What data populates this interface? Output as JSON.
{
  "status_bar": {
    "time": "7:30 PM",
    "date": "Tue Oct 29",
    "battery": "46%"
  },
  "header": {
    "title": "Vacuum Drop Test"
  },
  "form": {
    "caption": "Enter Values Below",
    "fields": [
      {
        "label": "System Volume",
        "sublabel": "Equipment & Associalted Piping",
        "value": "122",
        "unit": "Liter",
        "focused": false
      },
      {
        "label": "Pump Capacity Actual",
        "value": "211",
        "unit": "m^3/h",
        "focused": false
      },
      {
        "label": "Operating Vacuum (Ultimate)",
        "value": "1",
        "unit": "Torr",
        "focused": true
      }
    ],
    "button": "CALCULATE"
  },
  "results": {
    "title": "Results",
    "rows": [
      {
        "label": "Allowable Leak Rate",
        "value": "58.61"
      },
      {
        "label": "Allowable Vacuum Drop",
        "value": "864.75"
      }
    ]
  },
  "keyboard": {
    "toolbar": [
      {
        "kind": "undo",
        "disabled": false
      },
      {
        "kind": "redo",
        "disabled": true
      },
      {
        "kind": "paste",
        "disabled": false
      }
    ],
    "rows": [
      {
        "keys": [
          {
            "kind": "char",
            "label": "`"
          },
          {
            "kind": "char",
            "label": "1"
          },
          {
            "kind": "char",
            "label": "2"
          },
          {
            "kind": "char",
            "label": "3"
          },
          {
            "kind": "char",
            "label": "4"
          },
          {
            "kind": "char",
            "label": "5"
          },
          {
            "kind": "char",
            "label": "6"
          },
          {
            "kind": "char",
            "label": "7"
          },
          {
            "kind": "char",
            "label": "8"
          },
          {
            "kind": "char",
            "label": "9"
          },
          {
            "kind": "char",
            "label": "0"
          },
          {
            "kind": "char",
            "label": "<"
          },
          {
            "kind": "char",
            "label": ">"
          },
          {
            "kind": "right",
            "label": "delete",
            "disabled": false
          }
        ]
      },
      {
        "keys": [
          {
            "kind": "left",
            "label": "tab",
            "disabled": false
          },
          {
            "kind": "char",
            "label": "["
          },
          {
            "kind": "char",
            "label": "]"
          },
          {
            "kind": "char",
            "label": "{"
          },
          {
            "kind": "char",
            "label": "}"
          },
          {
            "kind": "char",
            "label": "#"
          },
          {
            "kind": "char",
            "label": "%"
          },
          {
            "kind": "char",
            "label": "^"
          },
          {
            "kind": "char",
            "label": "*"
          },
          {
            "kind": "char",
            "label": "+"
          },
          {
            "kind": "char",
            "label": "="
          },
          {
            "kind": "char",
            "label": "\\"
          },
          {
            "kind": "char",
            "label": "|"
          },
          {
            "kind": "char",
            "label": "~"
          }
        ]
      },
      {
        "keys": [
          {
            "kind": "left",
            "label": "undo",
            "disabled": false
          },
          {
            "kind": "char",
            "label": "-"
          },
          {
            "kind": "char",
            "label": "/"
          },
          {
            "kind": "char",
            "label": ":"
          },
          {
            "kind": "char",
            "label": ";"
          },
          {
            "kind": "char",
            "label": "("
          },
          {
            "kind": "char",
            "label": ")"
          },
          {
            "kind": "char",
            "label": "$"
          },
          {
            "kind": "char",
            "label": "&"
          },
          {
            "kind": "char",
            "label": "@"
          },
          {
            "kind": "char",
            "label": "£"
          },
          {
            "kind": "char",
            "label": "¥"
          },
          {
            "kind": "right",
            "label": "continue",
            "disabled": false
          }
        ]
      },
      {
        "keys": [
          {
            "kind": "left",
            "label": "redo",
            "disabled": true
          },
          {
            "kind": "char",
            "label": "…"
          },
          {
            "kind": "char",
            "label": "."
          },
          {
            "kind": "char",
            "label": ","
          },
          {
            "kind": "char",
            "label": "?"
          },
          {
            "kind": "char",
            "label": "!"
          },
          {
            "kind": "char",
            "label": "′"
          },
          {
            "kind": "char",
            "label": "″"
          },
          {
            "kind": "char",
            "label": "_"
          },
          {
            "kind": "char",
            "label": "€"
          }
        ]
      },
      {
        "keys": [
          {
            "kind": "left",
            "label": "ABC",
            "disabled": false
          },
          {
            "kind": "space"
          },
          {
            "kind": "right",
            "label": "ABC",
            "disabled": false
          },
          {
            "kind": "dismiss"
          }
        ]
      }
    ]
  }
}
_ _ _ _ _
TASK GOAL | Reproduce the listing shown above in its entirety, exactly.

SOLUTION TO THIS TASK |
What data populates this interface? Output as JSON.
{
  "status_bar": {
    "time": "7:30 PM",
    "date": "Tue Oct 29",
    "battery": "46%"
  },
  "header": {
    "title": "Vacuum Drop Test"
  },
  "form": {
    "caption": "Enter Values Below",
    "fields": [
      {
        "label": "System Volume",
        "sublabel": "Equipment & Associalted Piping",
        "value": "122",
        "unit": "Liter",
        "focused": false
      },
      {
        "label": "Pump Capacity Actual",
        "value": "211",
        "unit": "m^3/h",
        "focused": false
      },
      {
        "label": "Operating Vacuum (Ultimate)",
        "value": "1",
        "unit": "Torr",
        "focused": true
      }
    ],
    "button": "CALCULATE"
  },
  "results": {
    "title": "Results",
    "rows": [
      {
        "label": "Allowable Leak Rate",
        "value": "58.61"
      },
      {
        "label": "Allowable Vacuum Drop",
        "value": "864.75"
      }
    ]
  },
  "keyboard": {
    "toolbar": [
      {
        "kind": "undo",
        "disabled": false
      },
      {
        "kind": "redo",
        "disabled": true
      },
      {
        "kind": "paste",
        "disabled": false
      }
    ],
    "rows": [
      {
        "keys": [
          {
            "kind": "char",
            "label": "`"
          },
          {
            "kind": "char",
            "label": "1"
          },
          {
            "kind": "char",
            "label": "2"
          },
          {
            "kind": "char",
            "label": "3"
          },
          {
            "kind": "char",
            "label": "4"
          },
          {
            "kind": "char",
            "label": "5"
          },
          {
            "kind": "char",
            "label": "6"
          },
          {
            "kind": "char",
            "label": "7"
          },
          {
            "kind": "char",
            "label": "8"
          },
          {
            "kind": "char",
            "label": "9"
          },
          {
            "kind": "char",
            "label": "0"
          },
          {
            "kind": "char",
            "label": "<"
          },
          {
            "kind": "char",
            "label": ">"
          },
          {
            "kind": "right",
            "label": "delete",
            "disabled": false
          }
        ]
      },
      {
        "keys": [
          {
            "kind": "left",
            "label": "tab",
            "disabled": false
          },
          {
            "kind": "char",
            "label": "["
          },
          {
            "kind": "char",
            "label": "]"
          },
          {
            "kind": "char",
            "label": "{"
          },
          {
            "kind": "char",
            "label": "}"
          },
          {
            "kind": "char",
            "label": "#"
          },
          {
            "kind": "char",
            "label": "%"
          },
          {
            "kind": "char",
            "label": "^"
          },
          {
            "kind": "char",
            "label": "*"
          },
          {
            "kind": "char",
            "label": "+"
          },
          {
            "kind": "char",
            "label": "="
          },
          {
            "kind": "char",
            "label": "\\"
          },
          {
            "kind": "char",
            "label": "|"
          },
          {
            "kind": "char",
            "label": "~"
          }
        ]
      },
      {
        "keys": [
          {
            "kind": "left",
            "label": "undo",
            "disabled": false
          },
          {
            "kind": "char",
            "label": "-"
          },
          {
            "kind": "char",
            "label": "/"
          },
          {
            "kind": "char",
            "label": ":"
          },
          {
            "kind": "char",
            "label": ";"
          },
          {
            "kind": "char",
            "label": "("
          },
          {
            "kind": "char",
            "label": ")"
          },
          {
            "kind": "char",
            "label": "$"
          },
          {
            "kind": "char",
            "label": "&"
          },
          {
            "kind": "char",
            "label": "@"
          },
          {
            "kind": "char",
            "label": "£"
          },
          {
            "kind": "char",
            "label": "¥"
          },
          {
            "kind": "right",
            "label": "continue",
            "disabled": false
          }
        ]
      },
      {
        "keys": [
          {
            "kind": "left",
            "label": "redo",
            "disabled": true
          },
          {
            "kind": "char",
            "label": "…"
          },
          {
            "kind": "char",
            "label": "."
          },
          {
            "kind": "char",
            "label": ","
          },
          {
            "kind": "char",
            "label": "?"
          },
          {
            "kind": "char",
            "label": "!"
          },
          {
            "kind": "char",
            "label": "′"
          },
          {
            "kind": "char",
            "label": "″"
          },
          {
            "kind": "char",
            "label": "_"
          },
          {
            "kind": "char",
            "label": "€"
          }
        ]
      },
      {
        "keys": [
          {
            "kind": "left",
            "label": "ABC",
            "disabled": false
          },
          {
            "kind": "space"
          },
          {
            "kind": "right",
            "label": "ABC",
            "disabled": false
          },
          {
            "kind": "dismiss"
          }
        ]
      }
    ]
  }
}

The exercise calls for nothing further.